## AIM OF THE EXERCISE
Set down the material once more, exactly as it appears.

---------- RECORDS FOR PROCESSING

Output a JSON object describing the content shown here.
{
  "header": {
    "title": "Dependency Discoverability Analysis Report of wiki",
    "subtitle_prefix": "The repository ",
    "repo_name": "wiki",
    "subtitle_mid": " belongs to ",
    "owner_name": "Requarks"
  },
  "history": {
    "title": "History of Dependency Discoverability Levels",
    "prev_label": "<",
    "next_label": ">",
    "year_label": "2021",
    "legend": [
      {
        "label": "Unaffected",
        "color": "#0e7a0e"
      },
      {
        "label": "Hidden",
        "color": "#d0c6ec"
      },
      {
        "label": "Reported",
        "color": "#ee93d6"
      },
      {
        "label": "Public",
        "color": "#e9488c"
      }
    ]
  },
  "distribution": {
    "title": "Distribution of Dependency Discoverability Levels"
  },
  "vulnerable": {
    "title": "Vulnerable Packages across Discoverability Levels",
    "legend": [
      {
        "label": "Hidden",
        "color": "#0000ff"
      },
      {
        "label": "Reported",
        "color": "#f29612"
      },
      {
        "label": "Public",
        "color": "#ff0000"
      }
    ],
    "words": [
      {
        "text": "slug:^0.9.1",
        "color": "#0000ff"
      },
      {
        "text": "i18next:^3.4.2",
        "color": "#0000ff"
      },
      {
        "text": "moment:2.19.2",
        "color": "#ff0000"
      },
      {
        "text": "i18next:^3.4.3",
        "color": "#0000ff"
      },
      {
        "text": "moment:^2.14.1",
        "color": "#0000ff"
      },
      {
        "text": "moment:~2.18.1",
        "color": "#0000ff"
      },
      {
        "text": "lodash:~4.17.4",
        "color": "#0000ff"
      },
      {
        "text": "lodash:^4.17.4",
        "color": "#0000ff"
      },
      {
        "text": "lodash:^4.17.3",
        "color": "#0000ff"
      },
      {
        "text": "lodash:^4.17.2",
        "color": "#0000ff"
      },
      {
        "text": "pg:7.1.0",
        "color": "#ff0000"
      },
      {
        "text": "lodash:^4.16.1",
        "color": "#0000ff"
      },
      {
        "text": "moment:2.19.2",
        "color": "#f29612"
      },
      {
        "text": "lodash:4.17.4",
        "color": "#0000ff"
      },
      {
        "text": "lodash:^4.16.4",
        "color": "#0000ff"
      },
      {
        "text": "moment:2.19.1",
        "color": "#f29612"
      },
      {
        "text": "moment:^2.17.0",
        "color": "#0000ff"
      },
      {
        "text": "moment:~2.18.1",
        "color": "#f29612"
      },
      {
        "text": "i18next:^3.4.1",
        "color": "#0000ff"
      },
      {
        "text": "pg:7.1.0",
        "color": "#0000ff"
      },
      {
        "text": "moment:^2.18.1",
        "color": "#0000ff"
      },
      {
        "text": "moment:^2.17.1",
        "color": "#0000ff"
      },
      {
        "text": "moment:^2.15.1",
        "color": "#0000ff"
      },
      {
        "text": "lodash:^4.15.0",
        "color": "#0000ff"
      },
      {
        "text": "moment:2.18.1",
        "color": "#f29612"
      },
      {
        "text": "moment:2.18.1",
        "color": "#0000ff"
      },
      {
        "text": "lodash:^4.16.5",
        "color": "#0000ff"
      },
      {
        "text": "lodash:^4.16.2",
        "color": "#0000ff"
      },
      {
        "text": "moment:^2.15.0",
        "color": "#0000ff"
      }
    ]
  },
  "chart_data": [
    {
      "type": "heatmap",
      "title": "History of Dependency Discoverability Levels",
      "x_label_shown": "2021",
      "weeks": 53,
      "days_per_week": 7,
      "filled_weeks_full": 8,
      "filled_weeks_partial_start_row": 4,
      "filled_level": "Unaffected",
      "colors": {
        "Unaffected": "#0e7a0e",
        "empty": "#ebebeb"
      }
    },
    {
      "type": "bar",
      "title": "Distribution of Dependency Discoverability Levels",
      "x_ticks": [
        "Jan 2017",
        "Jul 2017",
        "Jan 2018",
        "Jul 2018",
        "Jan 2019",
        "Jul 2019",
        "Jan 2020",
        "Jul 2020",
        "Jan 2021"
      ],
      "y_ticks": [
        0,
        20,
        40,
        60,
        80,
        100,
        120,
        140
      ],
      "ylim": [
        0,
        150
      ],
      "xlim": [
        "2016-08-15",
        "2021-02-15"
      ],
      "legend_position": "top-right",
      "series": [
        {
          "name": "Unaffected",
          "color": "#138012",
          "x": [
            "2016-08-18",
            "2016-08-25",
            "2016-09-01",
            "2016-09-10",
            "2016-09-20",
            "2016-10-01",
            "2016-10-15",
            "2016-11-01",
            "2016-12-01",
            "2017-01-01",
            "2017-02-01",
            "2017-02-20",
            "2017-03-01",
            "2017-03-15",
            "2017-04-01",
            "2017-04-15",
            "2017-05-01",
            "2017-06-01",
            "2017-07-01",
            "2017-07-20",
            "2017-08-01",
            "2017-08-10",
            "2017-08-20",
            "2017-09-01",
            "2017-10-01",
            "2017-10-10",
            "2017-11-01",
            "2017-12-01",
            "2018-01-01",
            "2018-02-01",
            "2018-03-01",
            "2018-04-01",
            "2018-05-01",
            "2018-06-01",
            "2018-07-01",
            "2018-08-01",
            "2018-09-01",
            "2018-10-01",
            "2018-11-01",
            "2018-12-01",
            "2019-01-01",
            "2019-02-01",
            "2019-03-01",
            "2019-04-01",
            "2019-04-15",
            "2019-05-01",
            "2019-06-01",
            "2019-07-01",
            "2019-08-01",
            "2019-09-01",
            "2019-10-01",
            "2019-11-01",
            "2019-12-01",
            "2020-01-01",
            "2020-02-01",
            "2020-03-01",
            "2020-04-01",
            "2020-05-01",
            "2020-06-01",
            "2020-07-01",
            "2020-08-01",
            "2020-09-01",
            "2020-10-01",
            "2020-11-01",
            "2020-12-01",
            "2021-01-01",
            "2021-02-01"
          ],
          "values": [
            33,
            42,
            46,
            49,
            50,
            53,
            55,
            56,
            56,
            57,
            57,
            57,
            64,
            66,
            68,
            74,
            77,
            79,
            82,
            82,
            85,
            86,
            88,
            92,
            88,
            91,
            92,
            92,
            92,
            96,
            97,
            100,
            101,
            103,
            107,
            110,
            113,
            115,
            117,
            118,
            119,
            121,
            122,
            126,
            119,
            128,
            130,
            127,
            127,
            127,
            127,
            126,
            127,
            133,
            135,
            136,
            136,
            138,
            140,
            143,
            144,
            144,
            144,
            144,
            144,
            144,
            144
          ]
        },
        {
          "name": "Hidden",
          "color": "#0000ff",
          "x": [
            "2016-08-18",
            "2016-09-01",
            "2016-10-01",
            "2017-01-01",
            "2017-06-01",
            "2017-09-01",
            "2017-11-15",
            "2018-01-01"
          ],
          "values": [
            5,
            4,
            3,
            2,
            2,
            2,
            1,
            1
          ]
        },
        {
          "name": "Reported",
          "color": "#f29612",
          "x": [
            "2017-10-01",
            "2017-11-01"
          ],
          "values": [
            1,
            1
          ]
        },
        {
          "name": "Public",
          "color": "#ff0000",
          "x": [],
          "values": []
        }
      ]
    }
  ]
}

--------------------

## EXPECTED ANSWER
Output a JSON object describing the content shown here.
{
  "header": {
    "title": "Dependency Discoverability Analysis Report of wiki",
    "subtitle_prefix": "The repository ",
    "repo_name": "wiki",
    "subtitle_mid": " belongs to ",
    "owner_name": "Requarks"
  },
  "history": {
    "title": "History of Dependency Discoverability Levels",
    "prev_label": "<",
    "next_label": ">",
    "year_label": "2021",
    "legend": [
      {
        "label": "Unaffected",
        "color": "#0e7a0e"
      },
      {
        "label": "Hidden",
        "color": "#d0c6ec"
      },
      {
        "label": "Reported",
        "color": "#ee93d6"
      },
      {
        "label": "Public",
        "color": "#e9488c"
      }
    ]
  },
  "distribution": {
    "title": "Distribution of Dependency Discoverability Levels"
  },
  "vulnerable": {
    "title": "Vulnerable Packages across Discoverability Levels",
    "legend": [
      {
        "label": "Hidden",
        "color": "#0000ff"
      },
      {
        "label": "Reported",
        "color": "#f29612"
      },
      {
        "label": "Public",
        "color": "#ff0000"
      }
    ],
    "words": [
      {
        "text": "slug:^0.9.1",
        "color": "#0000ff"
      },
      {
        "text": "i18next:^3.4.2",
        "color": "#0000ff"
      },
      {
        "text": "moment:2.19.2",
        "color": "#ff0000"
      },
      {
        "text": "i18next:^3.4.3",
        "color": "#0000ff"
      },
      {
        "text": "moment:^2.14.1",
        "color": "#0000ff"
      },
      {
        "text": "moment:~2.18.1",
        "color": "#0000ff"
      },
      {
        "text": "lodash:~4.17.4",
        "color": "#0000ff"
      },
      {
        "text": "lodash:^4.17.4",
        "color": "#0000ff"
      },
      {
        "text": "lodash:^4.17.3",
        "color": "#0000ff"
      },
      {
        "text": "lodash:^4.17.2",
        "color": "#0000ff"
      },
      {
        "text": "pg:7.1.0",
        "color": "#ff0000"
      },
      {
        "text": "lodash:^4.16.1",
        "color": "#0000ff"
      },
      {
        "text": "moment:2.19.2",
        "color": "#f29612"
      },
      {
        "text": "lodash:4.17.4",
        "color": "#0000ff"
      },
      {
        "text": "lodash:^4.16.4",
        "color": "#0000ff"
      },
      {
        "text": "moment:2.19.1",
        "color": "#f29612"
      },
      {
        "text": "moment:^2.17.0",
        "color": "#0000ff"
      },
      {
        "text": "moment:~2.18.1",
        "color": "#f29612"
      },
      {
        "text": "i18next:^3.4.1",
        "color": "#0000ff"
      },
      {
        "text": "pg:7.1.0",
        "color": "#0000ff"
      },
      {
        "text": "moment:^2.18.1",
        "color": "#0000ff"
      },
      {
        "text": "moment:^2.17.1",
        "color": "#0000ff"
      },
      {
        "text": "moment:^2.15.1",
        "color": "#0000ff"
      },
      {
        "text": "lodash:^4.15.0",
        "color": "#0000ff"
      },
      {
        "text": "moment:2.18.1",
        "color": "#f29612"
      },
      {
        "text": "moment:2.18.1",
        "color": "#0000ff"
      },
      {
        "text": "lodash:^4.16.5",
        "color": "#0000ff"
      },
      {
        "text": "lodash:^4.16.2",
        "color": "#0000ff"
      },
      {
        "text": "moment:^2.15.0",
        "color": "#0000ff"
      }
    ]
  },
  "chart_data": [
    {
      "type": "heatmap",
      "title": "History of Dependency Discoverability Levels",
      "x_label_shown": "2021",
      "weeks": 53,
      "days_per_week": 7,
      "filled_weeks_full": 8,
      "filled_weeks_partial_start_row": 4,
      "filled_level": "Unaffected",
      "colors": {
        "Unaffected": "#0e7a0e",
        "empty": "#ebebeb"
      }
    },
    {
      "type": "bar",
      "title": "Distribution of Dependency Discoverability Levels",
      "x_ticks": [
        "Jan 2017",
        "Jul 2017",
        "Jan 2018",
        "Jul 2018",
        "Jan 2019",
        "Jul 2019",
        "Jan 2020",
        "Jul 2020",
        "Jan 2021"
      ],
      "y_ticks": [
        0,
        20,
        40,
        60,
        80,
        100,
        120,
        140
      ],
      "ylim": [
        0,
        150
      ],
      "xlim": [
        "2016-08-15",
        "2021-02-15"
      ],
      "legend_position": "top-right",
      "series": [
        {
          "name": "Unaffected",
          "color": "#138012",
          "x": [
            "2016-08-18",
            "2016-08-25",
            "2016-09-01",
            "2016-09-10",
            "2016-09-20",
            "2016-10-01",
            "2016-10-15",
            "2016-11-01",
            "2016-12-01",
            "2017-01-01",
            "2017-02-01",
            "2017-02-20",
            "2017-03-01",
            "2017-03-15",
            "2017-04-01",
            "2017-04-15",
            "2017-05-01",
            "2017-06-01",
            "2017-07-01",
            "2017-07-20",
            "2017-08-01",
            "2017-08-10",
            "2017-08-20",
            "2017-09-01",
            "2017-10-01",
            "2017-10-10",
            "2017-11-01",
            "2017-12-01",
            "2018-01-01",
            "2018-02-01",
            "2018-03-01",
            "2018-04-01",
            "2018-05-01",
            "2018-06-01",
            "2018-07-01",
            "2018-08-01",
            "2018-09-01",
            "2018-10-01",
            "2018-11-01",
            "2018-12-01",
            "2019-01-01",
            "2019-02-01",
            "2019-03-01",
            "2019-04-01",
            "2019-04-15",
            "2019-05-01",
            "2019-06-01",
            "2019-07-01",
            "2019-08-01",
            "2019-09-01",
            "2019-10-01",
            "2019-11-01",
            "2019-12-01",
            "2020-01-01",
            "2020-02-01",
            "2020-03-01",
            "2020-04-01",
            "2020-05-01",
            "2020-06-01",
            "2020-07-01",
            "2020-08-01",
            "2020-09-01",
            "2020-10-01",
            "2020-11-01",
            "2020-12-01",
            "2021-01-01",
            "2021-02-01"
          ],
          "values": [
            33,
            42,
            46,
            49,
            50,
            53,
            55,
            56,
            56,
            57,
            57,
            57,
            64,
            66,
            68,
            74,
            77,
            79,
            82,
            82,
            85,
            86,
            88,
            92,
            88,
            91,
            92,
            92,
            92,
            96,
            97,
            100,
            101,
            103,
            107,
            110,
            113,
            115,
            117,
            118,
            119,
            121,
            122,
            126,
            119,
            128,
            130,
            127,
            127,
            127,
            127,
            126,
            127,
            133,
            135,
            136,
            136,
            138,
            140,
            143,
            144,
            144,
            144,
            144,
            144,
            144,
            144
          ]
        },
        {
          "name": "Hidden",
          "color": "#0000ff",
          "x": [
            "2016-08-18",
            "2016-09-01",
            "2016-10-01",
            "2017-01-01",
            "2017-06-01",
            "2017-09-01",
            "2017-11-15",
            "2018-01-01"
          ],
          "values": [
            5,
            4,
            3,
            2,
            2,
            2,
            1,
            1
          ]
        },
        {
          "name": "Reported",
          "color": "#f29612",
          "x": [
            "2017-10-01",
            "2017-11-01"
          ],
          "values": [
            1,
            1
          ]
        },
        {
          "name": "Public",
          "color": "#ff0000",
          "x": [],
          "values": []
        }
      ]
    }
  ]
}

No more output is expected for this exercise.